## What is needed:
Output all records precisely as written.

## Record extracts:
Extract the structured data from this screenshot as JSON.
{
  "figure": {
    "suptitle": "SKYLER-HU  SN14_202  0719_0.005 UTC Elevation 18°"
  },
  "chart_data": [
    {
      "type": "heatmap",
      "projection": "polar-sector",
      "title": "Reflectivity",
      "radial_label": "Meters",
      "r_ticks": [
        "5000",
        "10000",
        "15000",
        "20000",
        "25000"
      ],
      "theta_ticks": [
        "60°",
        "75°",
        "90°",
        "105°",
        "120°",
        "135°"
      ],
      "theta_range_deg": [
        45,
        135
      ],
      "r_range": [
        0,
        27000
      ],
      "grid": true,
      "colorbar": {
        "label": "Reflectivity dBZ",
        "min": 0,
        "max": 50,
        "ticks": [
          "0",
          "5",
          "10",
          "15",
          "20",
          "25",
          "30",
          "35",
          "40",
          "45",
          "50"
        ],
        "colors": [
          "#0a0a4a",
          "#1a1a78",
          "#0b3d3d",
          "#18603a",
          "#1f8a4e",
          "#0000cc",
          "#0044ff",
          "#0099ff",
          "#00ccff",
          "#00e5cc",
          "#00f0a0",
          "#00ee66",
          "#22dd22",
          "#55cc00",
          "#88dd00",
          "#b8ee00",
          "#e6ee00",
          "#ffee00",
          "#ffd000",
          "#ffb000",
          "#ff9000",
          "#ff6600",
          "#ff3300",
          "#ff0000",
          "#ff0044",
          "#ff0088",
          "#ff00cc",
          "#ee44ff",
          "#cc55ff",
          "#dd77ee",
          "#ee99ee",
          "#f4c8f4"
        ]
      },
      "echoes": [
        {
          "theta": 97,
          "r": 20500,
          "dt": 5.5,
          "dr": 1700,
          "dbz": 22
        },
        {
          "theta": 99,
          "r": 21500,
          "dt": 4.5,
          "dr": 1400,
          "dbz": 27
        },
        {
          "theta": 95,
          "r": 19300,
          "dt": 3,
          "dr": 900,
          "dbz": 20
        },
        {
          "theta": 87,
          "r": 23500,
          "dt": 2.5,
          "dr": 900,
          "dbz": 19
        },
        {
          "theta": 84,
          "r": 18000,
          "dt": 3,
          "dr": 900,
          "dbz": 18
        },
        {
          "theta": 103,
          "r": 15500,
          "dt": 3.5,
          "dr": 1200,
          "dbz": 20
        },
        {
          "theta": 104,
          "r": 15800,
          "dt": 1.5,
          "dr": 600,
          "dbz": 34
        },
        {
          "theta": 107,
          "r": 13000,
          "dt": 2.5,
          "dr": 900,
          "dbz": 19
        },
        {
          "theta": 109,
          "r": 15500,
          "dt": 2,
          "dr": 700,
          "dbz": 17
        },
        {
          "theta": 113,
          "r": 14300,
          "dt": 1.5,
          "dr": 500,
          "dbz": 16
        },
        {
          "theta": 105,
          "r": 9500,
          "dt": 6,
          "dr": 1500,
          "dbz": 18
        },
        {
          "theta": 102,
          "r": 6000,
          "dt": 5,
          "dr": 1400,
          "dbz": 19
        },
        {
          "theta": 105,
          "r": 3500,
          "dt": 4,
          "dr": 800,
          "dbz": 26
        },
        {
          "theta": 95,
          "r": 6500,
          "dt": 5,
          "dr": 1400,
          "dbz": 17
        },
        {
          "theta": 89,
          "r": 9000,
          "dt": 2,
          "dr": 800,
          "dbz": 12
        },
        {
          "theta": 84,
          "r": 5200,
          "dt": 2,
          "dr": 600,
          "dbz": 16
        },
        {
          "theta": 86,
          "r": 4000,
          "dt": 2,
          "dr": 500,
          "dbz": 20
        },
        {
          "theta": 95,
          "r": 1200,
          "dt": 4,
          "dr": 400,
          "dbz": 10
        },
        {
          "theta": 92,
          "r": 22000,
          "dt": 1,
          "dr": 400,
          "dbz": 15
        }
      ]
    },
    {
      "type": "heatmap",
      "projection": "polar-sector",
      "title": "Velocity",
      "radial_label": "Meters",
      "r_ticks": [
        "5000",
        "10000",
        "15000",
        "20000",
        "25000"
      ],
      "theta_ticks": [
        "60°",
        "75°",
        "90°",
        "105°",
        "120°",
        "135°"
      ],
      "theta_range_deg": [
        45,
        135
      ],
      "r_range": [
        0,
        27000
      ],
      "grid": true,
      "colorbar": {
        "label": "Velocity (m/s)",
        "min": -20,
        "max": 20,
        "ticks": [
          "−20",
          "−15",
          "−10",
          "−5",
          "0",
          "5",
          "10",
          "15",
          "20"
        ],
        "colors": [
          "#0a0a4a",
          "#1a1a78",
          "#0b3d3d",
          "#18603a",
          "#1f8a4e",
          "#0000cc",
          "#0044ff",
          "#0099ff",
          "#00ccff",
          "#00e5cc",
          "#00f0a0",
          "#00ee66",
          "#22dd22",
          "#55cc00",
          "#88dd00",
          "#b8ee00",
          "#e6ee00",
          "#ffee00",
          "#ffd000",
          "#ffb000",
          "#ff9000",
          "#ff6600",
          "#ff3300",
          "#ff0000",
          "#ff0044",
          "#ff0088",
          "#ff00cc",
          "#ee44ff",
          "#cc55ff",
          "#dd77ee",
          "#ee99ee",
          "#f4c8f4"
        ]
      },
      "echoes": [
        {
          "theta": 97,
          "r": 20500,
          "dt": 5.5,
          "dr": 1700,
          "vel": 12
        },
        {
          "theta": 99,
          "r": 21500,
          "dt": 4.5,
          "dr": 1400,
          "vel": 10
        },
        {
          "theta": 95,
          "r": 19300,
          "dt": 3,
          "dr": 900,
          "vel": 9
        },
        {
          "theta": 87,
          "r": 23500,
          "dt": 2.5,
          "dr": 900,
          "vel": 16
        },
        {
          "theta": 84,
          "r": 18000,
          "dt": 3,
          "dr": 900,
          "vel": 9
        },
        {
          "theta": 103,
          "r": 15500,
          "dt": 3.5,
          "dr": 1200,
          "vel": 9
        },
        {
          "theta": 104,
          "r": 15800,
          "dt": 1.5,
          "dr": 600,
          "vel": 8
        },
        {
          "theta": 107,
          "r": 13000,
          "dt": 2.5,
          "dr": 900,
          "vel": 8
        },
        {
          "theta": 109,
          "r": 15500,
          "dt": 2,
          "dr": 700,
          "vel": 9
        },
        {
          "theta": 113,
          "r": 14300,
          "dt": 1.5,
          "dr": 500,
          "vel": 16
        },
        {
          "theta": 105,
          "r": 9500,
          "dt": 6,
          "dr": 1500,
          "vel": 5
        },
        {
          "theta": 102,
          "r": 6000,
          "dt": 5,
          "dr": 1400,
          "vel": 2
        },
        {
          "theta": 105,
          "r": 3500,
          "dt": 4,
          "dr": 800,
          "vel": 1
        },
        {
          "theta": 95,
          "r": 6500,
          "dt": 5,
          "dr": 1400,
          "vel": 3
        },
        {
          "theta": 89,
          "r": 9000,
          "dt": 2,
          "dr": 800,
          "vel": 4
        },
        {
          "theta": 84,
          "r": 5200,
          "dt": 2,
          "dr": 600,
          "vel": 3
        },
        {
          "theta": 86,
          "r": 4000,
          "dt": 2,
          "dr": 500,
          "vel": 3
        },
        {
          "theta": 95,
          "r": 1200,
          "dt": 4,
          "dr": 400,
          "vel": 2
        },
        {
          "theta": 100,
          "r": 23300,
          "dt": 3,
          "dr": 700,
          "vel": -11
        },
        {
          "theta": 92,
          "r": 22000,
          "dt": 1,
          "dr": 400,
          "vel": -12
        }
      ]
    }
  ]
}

## The result:
Extract the structured data from this screenshot as JSON.
{
  "figure": {
    "suptitle": "SKYLER-HU  SN14_202  0719_0.005 UTC Elevation 18°"
  },
  "chart_data": [
    {
      "type": "heatmap",
      "projection": "polar-sector",
      "title": "Reflectivity",
      "radial_label": "Meters",
      "r_ticks": [
        "5000",
        "10000",
        "15000",
        "20000",
        "25000"
      ],
      "theta_ticks": [
        "60°",
        "75°",
        "90°",
        "105°",
        "120°",
        "135°"
      ],
      "theta_range_deg": [
        45,
        135
      ],
      "r_range": [
        0,
        27000
      ],
      "grid": true,
      "colorbar": {
        "label": "Reflectivity dBZ",
        "min": 0,
        "max": 50,
        "ticks": [
          "0",
          "5",
          "10",
          "15",
          "20",
          "25",
          "30",
          "35",
          "40",
          "45",
          "50"
        ],
        "colors": [
          "#0a0a4a",
          "#1a1a78",
          "#0b3d3d",
          "#18603a",
          "#1f8a4e",
          "#0000cc",
          "#0044ff",
          "#0099ff",
          "#00ccff",
          "#00e5cc",
          "#00f0a0",
          "#00ee66",
          "#22dd22",
          "#55cc00",
          "#88dd00",
          "#b8ee00",
          "#e6ee00",
          "#ffee00",
          "#ffd000",
          "#ffb000",
          "#ff9000",
          "#ff6600",
          "#ff3300",
          "#ff0000",
          "#ff0044",
          "#ff0088",
          "#ff00cc",
          "#ee44ff",
          "#cc55ff",
          "#dd77ee",
          "#ee99ee",
          "#f4c8f4"
        ]
      },
      "echoes": [
        {
          "theta": 97,
          "r": 20500,
          "dt": 5.5,
          "dr": 1700,
          "dbz": 22
        },
        {
          "theta": 99,
          "r": 21500,
          "dt": 4.5,
          "dr": 1400,
          "dbz": 27
        },
        {
          "theta": 95,
          "r": 19300,
          "dt": 3,
          "dr": 900,
          "dbz": 20
        },
        {
          "theta": 87,
          "r": 23500,
          "dt": 2.5,
          "dr": 900,
          "dbz": 19
        },
        {
          "theta": 84,
          "r": 18000,
          "dt": 3,
          "dr": 900,
          "dbz": 18
        },
        {
          "theta": 103,
          "r": 15500,
          "dt": 3.5,
          "dr": 1200,
          "dbz": 20
        },
        {
          "theta": 104,
          "r": 15800,
          "dt": 1.5,
          "dr": 600,
          "dbz": 34
        },
        {
          "theta": 107,
          "r": 13000,
          "dt": 2.5,
          "dr": 900,
          "dbz": 19
        },
        {
          "theta": 109,
          "r": 15500,
          "dt": 2,
          "dr": 700,
          "dbz": 17
        },
        {
          "theta": 113,
          "r": 14300,
          "dt": 1.5,
          "dr": 500,
          "dbz": 16
        },
        {
          "theta": 105,
          "r": 9500,
          "dt": 6,
          "dr": 1500,
          "dbz": 18
        },
        {
          "theta": 102,
          "r": 6000,
          "dt": 5,
          "dr": 1400,
          "dbz": 19
        },
        {
          "theta": 105,
          "r": 3500,
          "dt": 4,
          "dr": 800,
          "dbz": 26
        },
        {
          "theta": 95,
          "r": 6500,
          "dt": 5,
          "dr": 1400,
          "dbz": 17
        },
        {
          "theta": 89,
          "r": 9000,
          "dt": 2,
          "dr": 800,
          "dbz": 12
        },
        {
          "theta": 84,
          "r": 5200,
          "dt": 2,
          "dr": 600,
          "dbz": 16
        },
        {
          "theta": 86,
          "r": 4000,
          "dt": 2,
          "dr": 500,
          "dbz": 20
        },
        {
          "theta": 95,
          "r": 1200,
          "dt": 4,
          "dr": 400,
          "dbz": 10
        },
        {
          "theta": 92,
          "r": 22000,
          "dt": 1,
          "dr": 400,
          "dbz": 15
        }
      ]
    },
    {
      "type": "heatmap",
      "projection": "polar-sector",
      "title": "Velocity",
      "radial_label": "Meters",
      "r_ticks": [
        "5000",
        "10000",
        "15000",
        "20000",
        "25000"
      ],
      "theta_ticks": [
        "60°",
        "75°",
        "90°",
        "105°",
        "120°",
        "135°"
      ],
      "theta_range_deg": [
        45,
        135
      ],
      "r_range": [
        0,
        27000
      ],
      "grid": true,
      "colorbar": {
        "label": "Velocity (m/s)",
        "min": -20,
        "max": 20,
        "ticks": [
          "−20",
          "−15",
          "−10",
          "−5",
          "0",
          "5",
          "10",
          "15",
          "20"
        ],
        "colors": [
          "#0a0a4a",
          "#1a1a78",
          "#0b3d3d",
          "#18603a",
          "#1f8a4e",
          "#0000cc",
          "#0044ff",
          "#0099ff",
          "#00ccff",
          "#00e5cc",
          "#00f0a0",
          "#00ee66",
          "#22dd22",
          "#55cc00",
          "#88dd00",
          "#b8ee00",
          "#e6ee00",
          "#ffee00",
          "#ffd000",
          "#ffb000",
          "#ff9000",
          "#ff6600",
          "#ff3300",
          "#ff0000",
          "#ff0044",
          "#ff0088",
          "#ff00cc",
          "#ee44ff",
          "#cc55ff",
          "#dd77ee",
          "#ee99ee",
          "#f4c8f4"
        ]
      },
      "echoes": [
        {
          "theta": 97,
          "r": 20500,
          "dt": 5.5,
          "dr": 1700,
          "vel": 12
        },
        {
          "theta": 99,
          "r": 21500,
          "dt": 4.5,
          "dr": 1400,
          "vel": 10
        },
        {
          "theta": 95,
          "r": 19300,
          "dt": 3,
          "dr": 900,
          "vel": 9
        },
        {
          "theta": 87,
          "r": 23500,
          "dt": 2.5,
          "dr": 900,
          "vel": 16
        },
        {
          "theta": 84,
          "r": 18000,
          "dt": 3,
          "dr": 900,
          "vel": 9
        },
        {
          "theta": 103,
          "r": 15500,
          "dt": 3.5,
          "dr": 1200,
          "vel": 9
        },
        {
          "theta": 104,
          "r": 15800,
          "dt": 1.5,
          "dr": 600,
          "vel": 8
        },
        {
          "theta": 107,
          "r": 13000,
          "dt": 2.5,
          "dr": 900,
          "vel": 8
        },
        {
          "theta": 109,
          "r": 15500,
          "dt": 2,
          "dr": 700,
          "vel": 9
        },
        {
          "theta": 113,
          "r": 14300,
          "dt": 1.5,
          "dr": 500,
          "vel": 16
        },
        {
          "theta": 105,
          "r": 9500,
          "dt": 6,
          "dr": 1500,
          "vel": 5
        },
        {
          "theta": 102,
          "r": 6000,
          "dt": 5,
          "dr": 1400,
          "vel": 2
        },
        {
          "theta": 105,
          "r": 3500,
          "dt": 4,
          "dr": 800,
          "vel": 1
        },
        {
          "theta": 95,
          "r": 6500,
          "dt": 5,
          "dr": 1400,
          "vel": 3
        },
        {
          "theta": 89,
          "r": 9000,
          "dt": 2,
          "dr": 800,
          "vel": 4
        },
        {
          "theta": 84,
          "r": 5200,
          "dt": 2,
          "dr": 600,
          "vel": 3
        },
        {
          "theta": 86,
          "r": 4000,
          "dt": 2,
          "dr": 500,
          "vel": 3
        },
        {
          "theta": 95,
          "r": 1200,
          "dt": 4,
          "dr": 400,
          "vel": 2
        },
        {
          "theta": 100,
          "r": 23300,
          "dt": 3,
          "dr": 700,
          "vel": -11
        },
        {
          "theta": 92,
          "r": 22000,
          "dt": 1,
          "dr": 400,
          "vel": -12
        }
      ]
    }
  ]
}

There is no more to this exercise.